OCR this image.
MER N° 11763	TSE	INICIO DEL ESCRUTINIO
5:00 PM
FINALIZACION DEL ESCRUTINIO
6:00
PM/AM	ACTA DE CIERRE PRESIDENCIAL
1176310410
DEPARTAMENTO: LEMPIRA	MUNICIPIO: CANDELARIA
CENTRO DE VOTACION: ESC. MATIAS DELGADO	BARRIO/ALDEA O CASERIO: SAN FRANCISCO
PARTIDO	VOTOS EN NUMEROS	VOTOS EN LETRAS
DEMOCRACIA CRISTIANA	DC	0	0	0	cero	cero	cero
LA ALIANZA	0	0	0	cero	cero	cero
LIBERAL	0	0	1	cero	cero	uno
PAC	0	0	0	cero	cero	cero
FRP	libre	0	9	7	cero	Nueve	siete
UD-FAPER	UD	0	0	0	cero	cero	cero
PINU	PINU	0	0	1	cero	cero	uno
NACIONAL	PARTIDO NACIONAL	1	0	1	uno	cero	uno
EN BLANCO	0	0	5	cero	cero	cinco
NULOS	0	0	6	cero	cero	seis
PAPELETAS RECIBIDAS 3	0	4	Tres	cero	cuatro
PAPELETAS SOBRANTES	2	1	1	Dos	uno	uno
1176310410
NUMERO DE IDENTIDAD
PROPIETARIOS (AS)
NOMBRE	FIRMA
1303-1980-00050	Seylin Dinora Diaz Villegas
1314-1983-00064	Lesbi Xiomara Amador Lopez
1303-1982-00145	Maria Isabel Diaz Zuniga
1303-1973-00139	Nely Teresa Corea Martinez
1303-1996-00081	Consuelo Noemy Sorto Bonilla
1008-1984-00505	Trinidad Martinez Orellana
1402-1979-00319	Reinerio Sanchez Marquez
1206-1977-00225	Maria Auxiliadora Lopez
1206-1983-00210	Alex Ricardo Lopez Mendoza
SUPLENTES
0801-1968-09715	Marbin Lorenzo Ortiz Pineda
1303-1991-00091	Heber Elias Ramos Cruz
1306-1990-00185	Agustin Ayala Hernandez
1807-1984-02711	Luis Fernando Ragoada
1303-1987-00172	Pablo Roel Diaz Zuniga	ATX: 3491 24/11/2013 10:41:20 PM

━━━

THE REQUEST – Filter lines by "Diaz" and return each hit.

WORKED SOLUTION –
1303-1980-00050	Seylin Dinora Diaz Villegas
1303-1982-00145	Maria Isabel Diaz Zuniga
1303-1987-00172	Pablo Roel Diaz Zuniga	ATX: 3491 24/11/2013 10:41:20 PM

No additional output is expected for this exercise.